RECORDS SHOWN:
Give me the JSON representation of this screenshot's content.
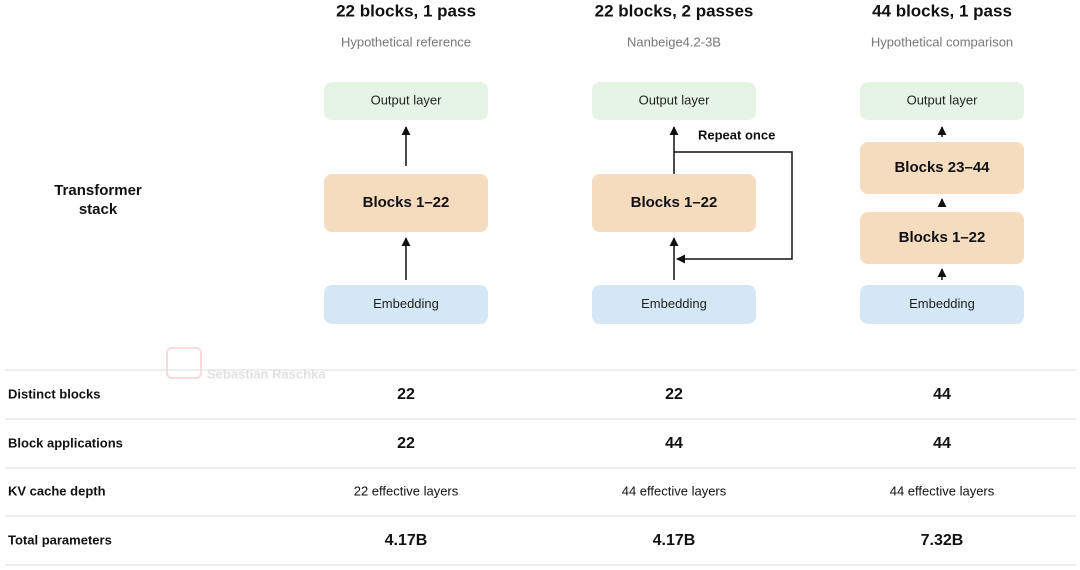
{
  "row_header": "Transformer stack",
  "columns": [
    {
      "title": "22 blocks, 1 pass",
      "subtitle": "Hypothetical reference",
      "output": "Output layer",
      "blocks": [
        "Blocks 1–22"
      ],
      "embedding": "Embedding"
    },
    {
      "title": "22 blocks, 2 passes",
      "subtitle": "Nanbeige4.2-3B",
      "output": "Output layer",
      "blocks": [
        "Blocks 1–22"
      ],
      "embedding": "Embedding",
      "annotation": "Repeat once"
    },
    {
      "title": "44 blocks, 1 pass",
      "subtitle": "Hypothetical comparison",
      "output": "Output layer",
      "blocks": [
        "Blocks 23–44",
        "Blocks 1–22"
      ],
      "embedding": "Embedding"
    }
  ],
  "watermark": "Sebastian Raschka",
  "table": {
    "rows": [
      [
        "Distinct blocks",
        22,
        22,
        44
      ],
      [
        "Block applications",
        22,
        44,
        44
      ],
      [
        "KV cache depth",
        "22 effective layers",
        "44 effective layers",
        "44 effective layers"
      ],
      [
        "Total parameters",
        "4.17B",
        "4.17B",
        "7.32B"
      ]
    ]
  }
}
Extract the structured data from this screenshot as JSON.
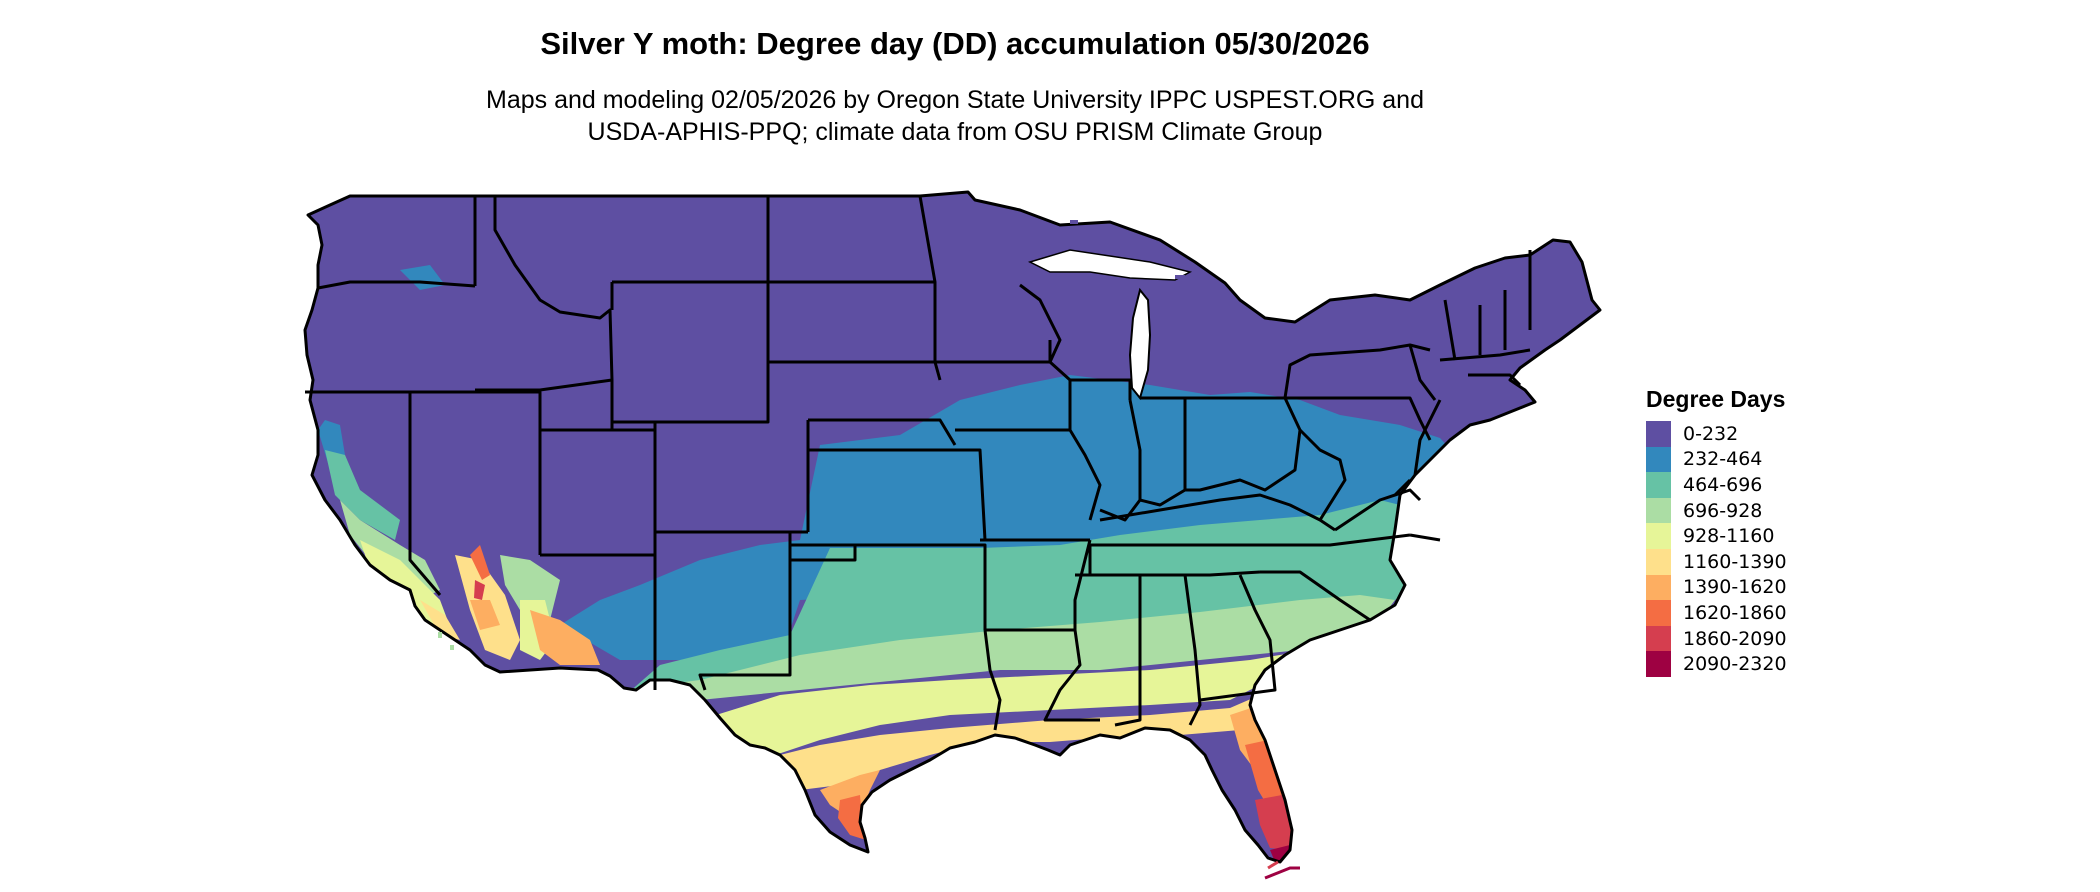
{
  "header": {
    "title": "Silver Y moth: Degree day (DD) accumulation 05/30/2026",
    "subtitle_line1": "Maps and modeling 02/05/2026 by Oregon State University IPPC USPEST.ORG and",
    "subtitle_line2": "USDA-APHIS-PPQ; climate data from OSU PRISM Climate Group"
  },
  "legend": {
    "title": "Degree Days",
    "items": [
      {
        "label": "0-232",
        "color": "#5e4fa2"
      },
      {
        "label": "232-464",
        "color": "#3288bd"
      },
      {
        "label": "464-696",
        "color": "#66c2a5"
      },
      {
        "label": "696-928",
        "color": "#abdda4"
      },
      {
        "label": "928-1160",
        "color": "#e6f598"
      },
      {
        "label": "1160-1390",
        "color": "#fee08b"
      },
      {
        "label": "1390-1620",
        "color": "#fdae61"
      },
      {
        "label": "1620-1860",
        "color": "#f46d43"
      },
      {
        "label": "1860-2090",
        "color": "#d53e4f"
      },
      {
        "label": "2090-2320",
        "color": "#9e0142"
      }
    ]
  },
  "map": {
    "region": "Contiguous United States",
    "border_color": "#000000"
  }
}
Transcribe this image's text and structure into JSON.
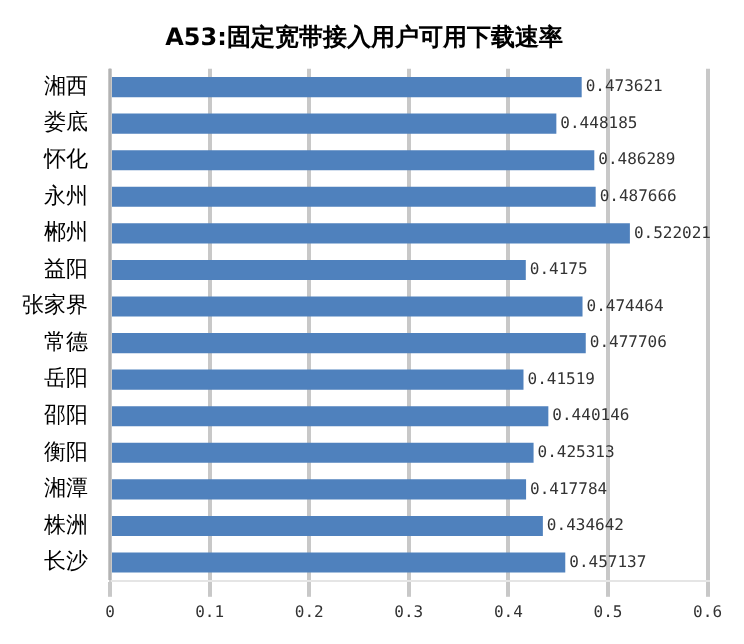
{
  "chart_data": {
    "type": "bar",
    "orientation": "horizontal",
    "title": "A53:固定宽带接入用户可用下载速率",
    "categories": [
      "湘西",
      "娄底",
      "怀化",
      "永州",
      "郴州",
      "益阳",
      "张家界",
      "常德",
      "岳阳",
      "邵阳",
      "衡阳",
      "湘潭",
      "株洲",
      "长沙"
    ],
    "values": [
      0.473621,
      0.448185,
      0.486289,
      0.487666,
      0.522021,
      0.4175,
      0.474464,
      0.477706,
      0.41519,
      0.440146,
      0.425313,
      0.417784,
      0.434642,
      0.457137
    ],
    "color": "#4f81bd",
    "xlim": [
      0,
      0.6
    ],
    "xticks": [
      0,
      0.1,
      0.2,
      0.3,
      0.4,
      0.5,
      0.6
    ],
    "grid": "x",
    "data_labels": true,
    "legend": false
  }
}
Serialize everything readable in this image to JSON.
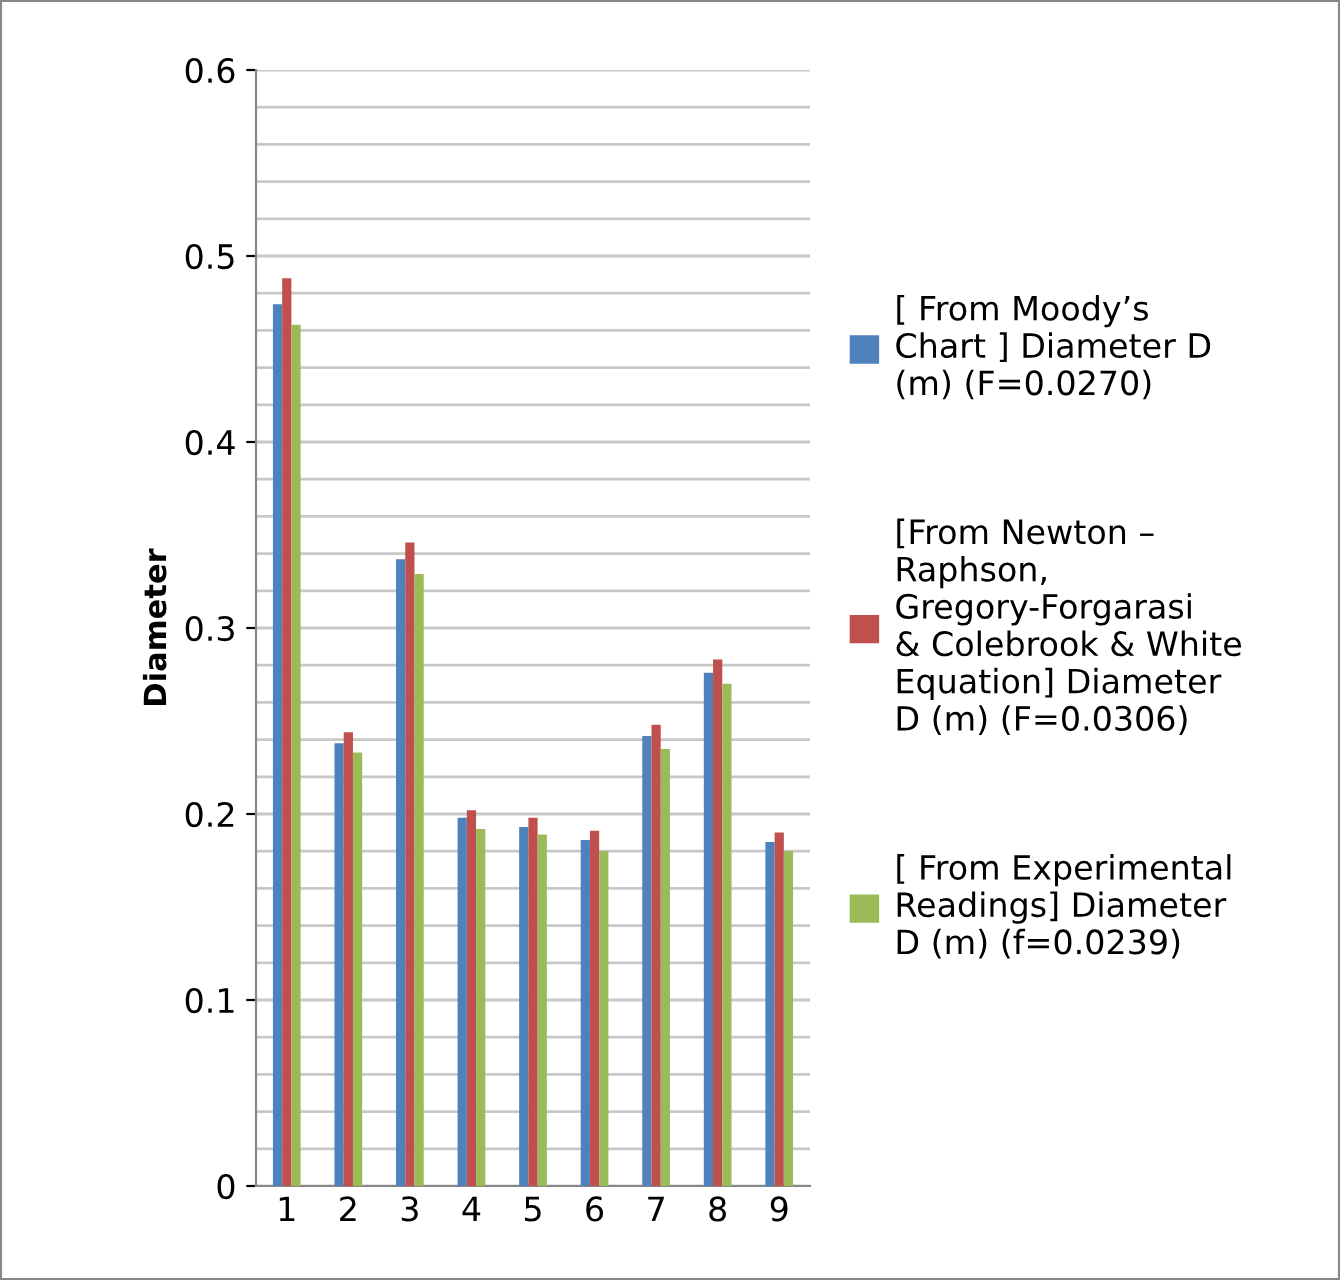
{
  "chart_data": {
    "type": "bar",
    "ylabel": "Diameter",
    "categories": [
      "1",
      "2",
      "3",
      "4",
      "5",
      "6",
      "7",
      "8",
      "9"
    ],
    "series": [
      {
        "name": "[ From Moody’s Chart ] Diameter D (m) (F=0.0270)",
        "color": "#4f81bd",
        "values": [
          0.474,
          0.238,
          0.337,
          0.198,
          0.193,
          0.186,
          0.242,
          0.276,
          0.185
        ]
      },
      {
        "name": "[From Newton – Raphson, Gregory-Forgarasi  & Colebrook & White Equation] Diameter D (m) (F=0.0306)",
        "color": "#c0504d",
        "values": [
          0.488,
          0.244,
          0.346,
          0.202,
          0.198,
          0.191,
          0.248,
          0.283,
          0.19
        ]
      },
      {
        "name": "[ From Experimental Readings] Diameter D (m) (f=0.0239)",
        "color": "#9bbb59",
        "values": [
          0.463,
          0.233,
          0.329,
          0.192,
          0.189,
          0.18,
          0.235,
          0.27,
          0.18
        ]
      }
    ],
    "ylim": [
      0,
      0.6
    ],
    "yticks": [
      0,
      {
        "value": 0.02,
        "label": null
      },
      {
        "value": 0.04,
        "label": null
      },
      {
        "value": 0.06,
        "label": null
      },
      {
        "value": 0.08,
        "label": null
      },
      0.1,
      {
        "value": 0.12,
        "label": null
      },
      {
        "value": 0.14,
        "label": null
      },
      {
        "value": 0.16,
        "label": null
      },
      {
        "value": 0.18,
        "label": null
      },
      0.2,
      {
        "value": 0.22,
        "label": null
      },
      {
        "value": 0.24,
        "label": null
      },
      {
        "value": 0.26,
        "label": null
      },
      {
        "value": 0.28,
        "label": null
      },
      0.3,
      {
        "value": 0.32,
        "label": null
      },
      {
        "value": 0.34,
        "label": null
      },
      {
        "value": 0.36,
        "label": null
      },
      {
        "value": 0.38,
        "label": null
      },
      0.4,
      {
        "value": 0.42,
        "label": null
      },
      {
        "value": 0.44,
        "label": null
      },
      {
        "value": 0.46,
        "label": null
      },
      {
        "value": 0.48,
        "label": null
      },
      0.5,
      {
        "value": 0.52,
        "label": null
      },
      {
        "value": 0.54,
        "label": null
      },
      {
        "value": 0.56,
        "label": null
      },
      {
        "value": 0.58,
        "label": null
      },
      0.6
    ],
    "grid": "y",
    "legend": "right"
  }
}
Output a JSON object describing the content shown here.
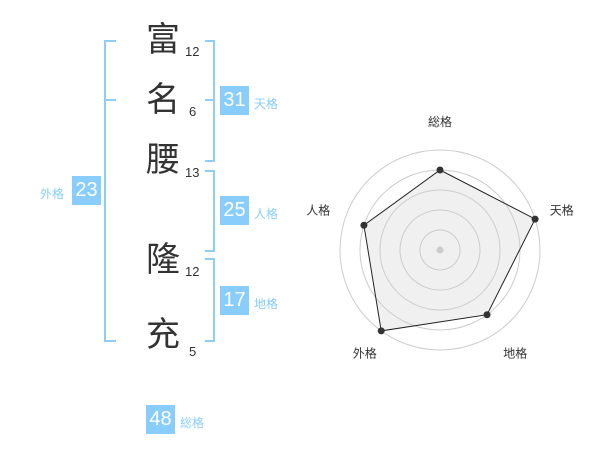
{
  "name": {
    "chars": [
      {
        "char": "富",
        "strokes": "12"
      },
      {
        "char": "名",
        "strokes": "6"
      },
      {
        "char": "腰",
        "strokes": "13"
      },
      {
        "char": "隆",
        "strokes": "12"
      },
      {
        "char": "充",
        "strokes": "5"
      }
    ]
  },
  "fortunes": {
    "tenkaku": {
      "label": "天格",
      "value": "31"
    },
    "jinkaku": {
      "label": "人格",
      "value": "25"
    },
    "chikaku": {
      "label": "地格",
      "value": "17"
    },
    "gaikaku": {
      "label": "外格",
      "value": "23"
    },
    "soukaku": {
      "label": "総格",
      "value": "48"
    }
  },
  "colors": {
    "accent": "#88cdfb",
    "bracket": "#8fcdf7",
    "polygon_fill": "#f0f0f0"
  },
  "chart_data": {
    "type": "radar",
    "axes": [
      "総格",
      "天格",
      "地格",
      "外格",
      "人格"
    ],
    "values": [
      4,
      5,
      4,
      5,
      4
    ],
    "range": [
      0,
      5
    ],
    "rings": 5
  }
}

GIVEN REQUEST: Determine how many lines in the data above contain the string "strokes". Give nothing except the number.

SOLUTION TO THE EXERCISE: 5